»»
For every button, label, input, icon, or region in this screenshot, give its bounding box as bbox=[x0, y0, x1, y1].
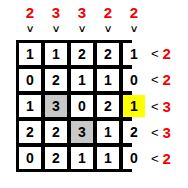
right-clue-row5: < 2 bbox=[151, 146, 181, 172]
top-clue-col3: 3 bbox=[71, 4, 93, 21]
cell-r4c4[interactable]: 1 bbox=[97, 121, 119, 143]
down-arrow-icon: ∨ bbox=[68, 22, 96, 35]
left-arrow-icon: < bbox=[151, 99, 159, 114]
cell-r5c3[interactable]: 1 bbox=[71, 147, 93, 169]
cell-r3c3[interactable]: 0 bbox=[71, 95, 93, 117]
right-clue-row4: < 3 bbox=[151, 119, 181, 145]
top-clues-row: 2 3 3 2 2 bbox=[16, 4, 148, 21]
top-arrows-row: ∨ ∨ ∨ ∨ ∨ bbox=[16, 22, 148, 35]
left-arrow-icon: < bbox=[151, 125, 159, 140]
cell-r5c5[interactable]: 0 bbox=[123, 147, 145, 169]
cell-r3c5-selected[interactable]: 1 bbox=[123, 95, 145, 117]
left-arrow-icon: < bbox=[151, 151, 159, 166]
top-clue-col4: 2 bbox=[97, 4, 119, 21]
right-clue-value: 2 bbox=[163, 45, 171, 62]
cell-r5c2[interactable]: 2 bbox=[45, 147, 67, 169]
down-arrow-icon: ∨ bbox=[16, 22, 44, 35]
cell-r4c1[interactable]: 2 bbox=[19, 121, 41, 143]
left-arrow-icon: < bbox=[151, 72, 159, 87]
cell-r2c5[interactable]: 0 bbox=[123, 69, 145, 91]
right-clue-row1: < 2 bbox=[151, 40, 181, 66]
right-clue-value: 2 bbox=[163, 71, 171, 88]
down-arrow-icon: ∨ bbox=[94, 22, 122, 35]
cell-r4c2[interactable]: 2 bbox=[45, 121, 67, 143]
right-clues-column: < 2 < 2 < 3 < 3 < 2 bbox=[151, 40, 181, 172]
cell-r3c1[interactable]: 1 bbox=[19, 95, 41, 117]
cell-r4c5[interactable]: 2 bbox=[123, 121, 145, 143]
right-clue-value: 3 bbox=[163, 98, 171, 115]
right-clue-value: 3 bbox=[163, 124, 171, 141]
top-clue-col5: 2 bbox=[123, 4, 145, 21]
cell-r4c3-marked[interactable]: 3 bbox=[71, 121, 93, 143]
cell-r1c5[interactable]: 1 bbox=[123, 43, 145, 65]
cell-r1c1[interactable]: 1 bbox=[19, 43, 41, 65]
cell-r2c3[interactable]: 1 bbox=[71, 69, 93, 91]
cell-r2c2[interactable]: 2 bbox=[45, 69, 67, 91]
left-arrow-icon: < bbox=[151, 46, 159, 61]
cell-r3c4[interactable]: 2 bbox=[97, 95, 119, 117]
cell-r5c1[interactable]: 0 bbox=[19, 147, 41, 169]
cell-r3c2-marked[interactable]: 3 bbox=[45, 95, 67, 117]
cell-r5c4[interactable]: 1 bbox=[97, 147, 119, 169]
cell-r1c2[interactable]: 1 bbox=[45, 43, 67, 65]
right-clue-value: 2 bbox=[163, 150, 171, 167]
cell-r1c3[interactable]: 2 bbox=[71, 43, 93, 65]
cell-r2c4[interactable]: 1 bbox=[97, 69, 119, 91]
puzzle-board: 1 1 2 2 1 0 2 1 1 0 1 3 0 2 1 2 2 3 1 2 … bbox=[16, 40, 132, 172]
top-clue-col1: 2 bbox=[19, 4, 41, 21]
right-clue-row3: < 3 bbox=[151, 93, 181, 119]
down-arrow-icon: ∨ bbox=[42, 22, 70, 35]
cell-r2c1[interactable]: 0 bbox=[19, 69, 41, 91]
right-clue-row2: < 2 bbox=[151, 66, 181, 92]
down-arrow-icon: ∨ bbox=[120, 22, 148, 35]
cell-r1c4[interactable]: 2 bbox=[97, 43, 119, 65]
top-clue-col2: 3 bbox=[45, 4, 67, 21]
««
»»
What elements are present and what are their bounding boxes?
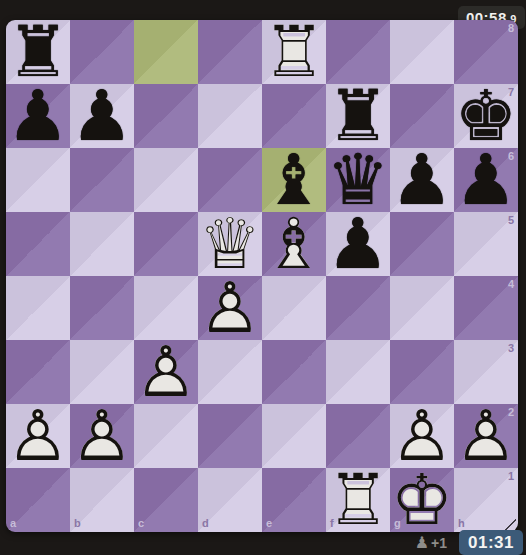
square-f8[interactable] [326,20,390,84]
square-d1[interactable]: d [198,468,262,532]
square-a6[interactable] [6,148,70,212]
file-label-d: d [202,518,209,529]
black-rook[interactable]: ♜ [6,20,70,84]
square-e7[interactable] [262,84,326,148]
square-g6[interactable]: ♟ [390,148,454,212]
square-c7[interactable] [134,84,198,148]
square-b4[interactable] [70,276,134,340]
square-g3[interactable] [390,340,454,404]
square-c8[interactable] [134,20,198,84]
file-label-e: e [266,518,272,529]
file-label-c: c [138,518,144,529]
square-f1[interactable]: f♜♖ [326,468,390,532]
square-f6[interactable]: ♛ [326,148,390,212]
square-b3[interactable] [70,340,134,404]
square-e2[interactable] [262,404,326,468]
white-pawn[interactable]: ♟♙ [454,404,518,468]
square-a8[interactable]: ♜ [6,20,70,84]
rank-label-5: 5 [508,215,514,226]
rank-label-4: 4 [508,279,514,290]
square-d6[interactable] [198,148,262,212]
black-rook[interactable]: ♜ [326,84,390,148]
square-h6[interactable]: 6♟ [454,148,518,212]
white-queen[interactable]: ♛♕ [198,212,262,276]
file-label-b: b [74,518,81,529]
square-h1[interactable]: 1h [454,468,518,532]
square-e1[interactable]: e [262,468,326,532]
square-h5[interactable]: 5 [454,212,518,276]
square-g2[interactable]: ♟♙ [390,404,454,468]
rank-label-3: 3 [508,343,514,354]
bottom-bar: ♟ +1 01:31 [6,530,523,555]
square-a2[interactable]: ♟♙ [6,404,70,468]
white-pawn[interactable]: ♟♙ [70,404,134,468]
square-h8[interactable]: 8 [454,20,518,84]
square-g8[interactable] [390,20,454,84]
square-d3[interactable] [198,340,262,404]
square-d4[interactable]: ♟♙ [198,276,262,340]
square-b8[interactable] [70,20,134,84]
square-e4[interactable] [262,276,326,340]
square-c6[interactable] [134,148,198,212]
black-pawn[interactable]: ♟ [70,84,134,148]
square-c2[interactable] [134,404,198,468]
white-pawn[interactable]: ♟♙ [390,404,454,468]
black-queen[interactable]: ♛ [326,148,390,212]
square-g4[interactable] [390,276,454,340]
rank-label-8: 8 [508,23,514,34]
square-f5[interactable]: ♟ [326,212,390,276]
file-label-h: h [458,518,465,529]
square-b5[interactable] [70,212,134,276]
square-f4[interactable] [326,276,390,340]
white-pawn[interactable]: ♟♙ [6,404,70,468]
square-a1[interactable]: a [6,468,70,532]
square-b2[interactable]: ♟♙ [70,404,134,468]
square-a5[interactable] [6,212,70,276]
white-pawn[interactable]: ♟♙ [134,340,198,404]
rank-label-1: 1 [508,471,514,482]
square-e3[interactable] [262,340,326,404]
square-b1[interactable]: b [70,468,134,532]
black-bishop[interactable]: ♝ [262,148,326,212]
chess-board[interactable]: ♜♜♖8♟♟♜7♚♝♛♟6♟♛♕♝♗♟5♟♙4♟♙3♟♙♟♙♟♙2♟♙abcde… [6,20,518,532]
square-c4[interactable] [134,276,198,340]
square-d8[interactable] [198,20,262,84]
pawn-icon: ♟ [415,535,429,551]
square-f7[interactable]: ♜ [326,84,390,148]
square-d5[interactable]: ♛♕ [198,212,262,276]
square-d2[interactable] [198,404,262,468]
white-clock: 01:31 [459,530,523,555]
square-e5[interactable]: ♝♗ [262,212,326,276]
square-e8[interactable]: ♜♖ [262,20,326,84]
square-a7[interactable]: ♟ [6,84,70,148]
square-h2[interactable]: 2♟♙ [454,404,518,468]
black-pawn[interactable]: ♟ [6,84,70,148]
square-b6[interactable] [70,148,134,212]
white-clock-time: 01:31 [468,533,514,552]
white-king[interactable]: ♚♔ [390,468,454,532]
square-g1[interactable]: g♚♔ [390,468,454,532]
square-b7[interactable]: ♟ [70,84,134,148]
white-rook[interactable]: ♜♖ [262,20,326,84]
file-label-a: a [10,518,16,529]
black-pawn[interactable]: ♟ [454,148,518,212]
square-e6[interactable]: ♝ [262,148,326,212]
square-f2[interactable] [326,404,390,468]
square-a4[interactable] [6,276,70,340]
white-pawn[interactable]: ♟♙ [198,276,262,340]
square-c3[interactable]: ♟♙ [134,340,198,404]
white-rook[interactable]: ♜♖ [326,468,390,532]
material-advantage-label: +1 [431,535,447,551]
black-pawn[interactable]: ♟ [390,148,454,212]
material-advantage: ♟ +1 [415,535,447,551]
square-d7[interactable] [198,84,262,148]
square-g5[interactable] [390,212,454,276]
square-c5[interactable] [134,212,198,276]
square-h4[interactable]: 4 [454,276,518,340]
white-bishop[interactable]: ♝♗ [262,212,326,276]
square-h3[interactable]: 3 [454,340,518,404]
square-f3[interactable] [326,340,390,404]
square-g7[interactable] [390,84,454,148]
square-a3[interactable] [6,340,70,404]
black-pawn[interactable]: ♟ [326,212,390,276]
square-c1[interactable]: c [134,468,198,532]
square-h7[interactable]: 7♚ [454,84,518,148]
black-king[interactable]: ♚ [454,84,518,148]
««
What the exercise asks
Please arrange the records from the line with "square-f8[interactable] [326,20,390,84]" to the line with "square-g3[interactable] [390,340,454,404]" as a numbered list, leaving out any blank lines.

Response
1. square-f8[interactable] [326,20,390,84]
2. square-d1[interactable]: d [198,468,262,532]
3. square-a6[interactable] [6,148,70,212]
4. file-label-d: d [202,518,209,529]
5. black-rook[interactable]: ♜ [6,20,70,84]
6. square-e7[interactable] [262,84,326,148]
7. square-g6[interactable]: ♟ [390,148,454,212]
8. square-c7[interactable] [134,84,198,148]
9. square-b4[interactable] [70,276,134,340]
10. square-g3[interactable] [390,340,454,404]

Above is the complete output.